Task to carry out: The data below should be restated word for word, with every picture omitted.

[BEGIN Records provided]

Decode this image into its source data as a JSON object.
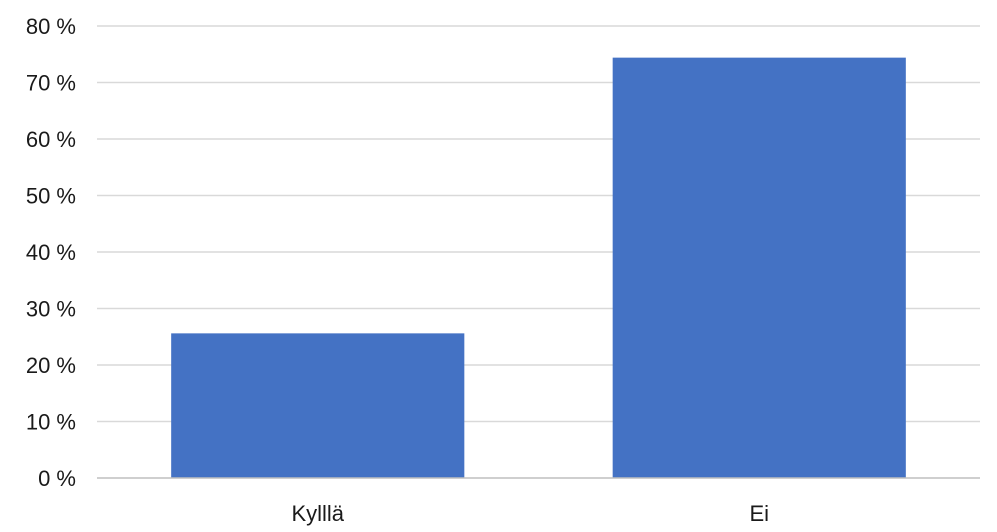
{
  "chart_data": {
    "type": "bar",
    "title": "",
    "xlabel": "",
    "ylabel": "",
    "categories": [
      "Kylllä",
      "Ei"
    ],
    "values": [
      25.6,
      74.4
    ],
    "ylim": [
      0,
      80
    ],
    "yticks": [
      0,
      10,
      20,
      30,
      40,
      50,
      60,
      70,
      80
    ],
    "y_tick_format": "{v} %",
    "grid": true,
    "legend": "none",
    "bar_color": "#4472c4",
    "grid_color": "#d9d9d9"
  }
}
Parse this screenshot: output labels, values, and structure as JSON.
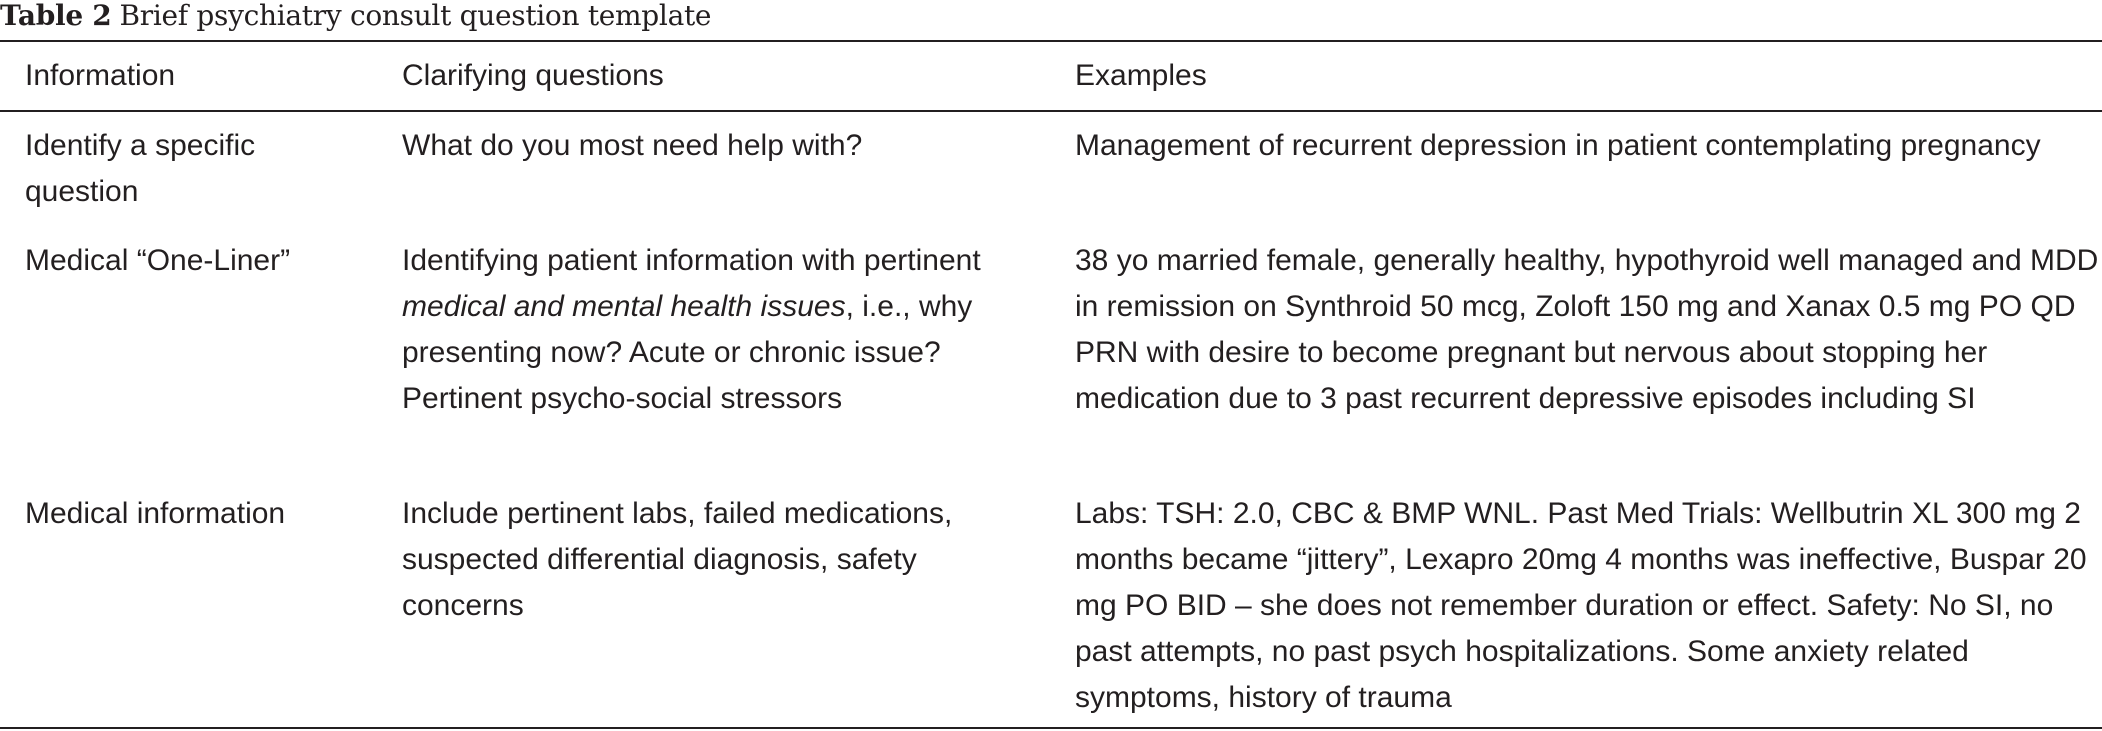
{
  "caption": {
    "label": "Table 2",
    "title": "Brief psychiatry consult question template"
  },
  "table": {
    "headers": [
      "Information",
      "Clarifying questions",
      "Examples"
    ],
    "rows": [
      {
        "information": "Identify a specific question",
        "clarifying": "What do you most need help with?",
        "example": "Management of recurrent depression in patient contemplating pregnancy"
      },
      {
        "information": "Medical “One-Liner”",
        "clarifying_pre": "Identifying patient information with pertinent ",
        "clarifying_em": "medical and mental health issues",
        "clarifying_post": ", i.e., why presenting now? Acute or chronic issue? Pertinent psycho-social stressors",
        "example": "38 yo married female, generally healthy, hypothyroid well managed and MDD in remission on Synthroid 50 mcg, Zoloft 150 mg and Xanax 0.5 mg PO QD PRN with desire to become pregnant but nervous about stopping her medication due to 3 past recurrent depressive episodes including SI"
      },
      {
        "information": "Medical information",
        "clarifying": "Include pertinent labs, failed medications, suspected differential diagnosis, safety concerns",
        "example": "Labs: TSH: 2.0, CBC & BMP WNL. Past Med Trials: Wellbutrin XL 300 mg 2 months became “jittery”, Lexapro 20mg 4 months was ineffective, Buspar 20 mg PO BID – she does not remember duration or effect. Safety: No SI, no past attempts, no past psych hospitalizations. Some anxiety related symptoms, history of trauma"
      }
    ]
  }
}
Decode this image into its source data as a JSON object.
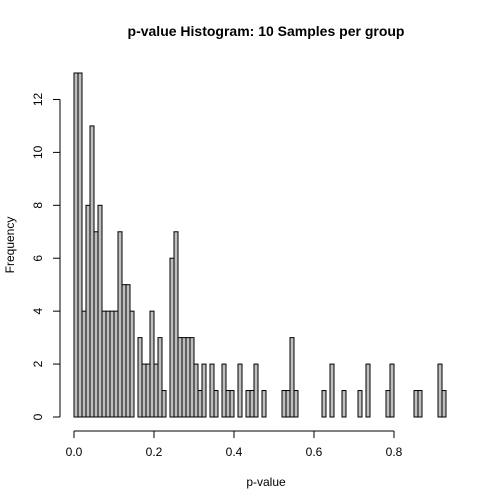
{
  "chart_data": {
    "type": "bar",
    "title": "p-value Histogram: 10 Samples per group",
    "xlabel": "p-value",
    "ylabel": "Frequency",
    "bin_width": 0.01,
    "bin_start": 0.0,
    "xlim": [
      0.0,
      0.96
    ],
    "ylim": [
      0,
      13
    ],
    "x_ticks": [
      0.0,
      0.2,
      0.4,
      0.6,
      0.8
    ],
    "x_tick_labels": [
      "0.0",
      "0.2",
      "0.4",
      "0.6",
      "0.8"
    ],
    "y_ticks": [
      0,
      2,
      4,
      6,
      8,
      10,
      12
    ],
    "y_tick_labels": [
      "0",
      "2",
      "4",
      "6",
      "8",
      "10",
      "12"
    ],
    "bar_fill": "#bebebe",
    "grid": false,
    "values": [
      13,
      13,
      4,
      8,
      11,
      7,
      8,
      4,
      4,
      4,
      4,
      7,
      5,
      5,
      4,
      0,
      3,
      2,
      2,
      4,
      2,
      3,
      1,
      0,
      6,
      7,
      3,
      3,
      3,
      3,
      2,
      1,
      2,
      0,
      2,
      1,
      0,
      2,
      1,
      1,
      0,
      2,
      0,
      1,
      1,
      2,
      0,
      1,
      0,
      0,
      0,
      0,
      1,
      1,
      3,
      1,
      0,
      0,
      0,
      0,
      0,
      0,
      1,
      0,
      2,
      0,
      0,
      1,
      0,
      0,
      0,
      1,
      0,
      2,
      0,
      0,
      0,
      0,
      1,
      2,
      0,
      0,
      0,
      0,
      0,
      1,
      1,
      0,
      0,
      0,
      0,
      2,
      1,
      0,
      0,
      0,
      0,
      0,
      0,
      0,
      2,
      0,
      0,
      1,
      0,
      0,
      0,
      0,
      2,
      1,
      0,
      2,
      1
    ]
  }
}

[END Records provided]

Finished exercise:
Decode this image into its source data as a JSON object.
{
  "chart_data": {
    "type": "bar",
    "title": "",
    "xlabel": "",
    "ylabel": "",
    "categories": [
      "Kylllä",
      "Ei"
    ],
    "values": [
      25.6,
      74.4
    ],
    "ylim": [
      0,
      80
    ],
    "yticks": [
      0,
      10,
      20,
      30,
      40,
      50,
      60,
      70,
      80
    ],
    "y_tick_format": "{v} %",
    "grid": true,
    "legend": "none",
    "bar_color": "#4472c4",
    "grid_color": "#d9d9d9"
  }
}
Parse this screenshot: output labels, values, and structure as JSON.
{
  "caption": {
    "label": "Table 2",
    "title": "Brief psychiatry consult question template"
  },
  "table": {
    "headers": [
      "Information",
      "Clarifying questions",
      "Examples"
    ],
    "rows": [
      {
        "information": "Identify a specific question",
        "clarifying": "What do you most need help with?",
        "example": "Management of recurrent depression in patient contemplating pregnancy"
      },
      {
        "information": "Medical “One-Liner”",
        "clarifying_pre": "Identifying patient information with pertinent ",
        "clarifying_em": "medical and mental health issues",
        "clarifying_post": ", i.e., why presenting now? Acute or chronic issue? Pertinent psycho-social stressors",
        "example": "38 yo married female, generally healthy, hypothyroid well managed and MDD in remission on Synthroid 50 mcg, Zoloft 150 mg and Xanax 0.5 mg PO QD PRN with desire to become pregnant but nervous about stopping her medication due to 3 past recurrent depressive episodes including SI"
      },
      {
        "information": "Medical information",
        "clarifying": "Include pertinent labs, failed medications, suspected differential diagnosis, safety concerns",
        "example": "Labs: TSH: 2.0, CBC & BMP WNL. Past Med Trials: Wellbutrin XL 300 mg 2 months became “jittery”, Lexapro 20mg 4 months was ineffective, Buspar 20 mg PO BID – she does not remember duration or effect. Safety: No SI, no past attempts, no past psych hospitalizations. Some anxiety related symptoms, history of trauma"
      }
    ]
  }
}
Decode this image into its source data as a JSON object.
{
  "chart_data": {
    "type": "bar",
    "title": "p-value Histogram: 10 Samples per group",
    "xlabel": "p-value",
    "ylabel": "Frequency",
    "bin_width": 0.01,
    "bin_start": 0.0,
    "xlim": [
      0.0,
      0.96
    ],
    "ylim": [
      0,
      13
    ],
    "x_ticks": [
      0.0,
      0.2,
      0.4,
      0.6,
      0.8
    ],
    "x_tick_labels": [
      "0.0",
      "0.2",
      "0.4",
      "0.6",
      "0.8"
    ],
    "y_ticks": [
      0,
      2,
      4,
      6,
      8,
      10,
      12
    ],
    "y_tick_labels": [
      "0",
      "2",
      "4",
      "6",
      "8",
      "10",
      "12"
    ],
    "bar_fill": "#bebebe",
    "grid": false,
    "values": [
      13,
      13,
      4,
      8,
      11,
      7,
      8,
      4,
      4,
      4,
      4,
      7,
      5,
      5,
      4,
      0,
      3,
      2,
      2,
      4,
      2,
      3,
      1,
      0,
      6,
      7,
      3,
      3,
      3,
      3,
      2,
      1,
      2,
      0,
      2,
      1,
      0,
      2,
      1,
      1,
      0,
      2,
      0,
      1,
      1,
      2,
      0,
      1,
      0,
      0,
      0,
      0,
      1,
      1,
      3,
      1,
      0,
      0,
      0,
      0,
      0,
      0,
      1,
      0,
      2,
      0,
      0,
      1,
      0,
      0,
      0,
      1,
      0,
      2,
      0,
      0,
      0,
      0,
      1,
      2,
      0,
      0,
      0,
      0,
      0,
      1,
      1,
      0,
      0,
      0,
      0,
      2,
      1,
      0,
      0,
      0,
      0,
      0,
      0,
      0,
      2,
      0,
      0,
      1,
      0,
      0,
      0,
      0,
      2,
      1,
      0,
      2,
      1
    ]
  }
}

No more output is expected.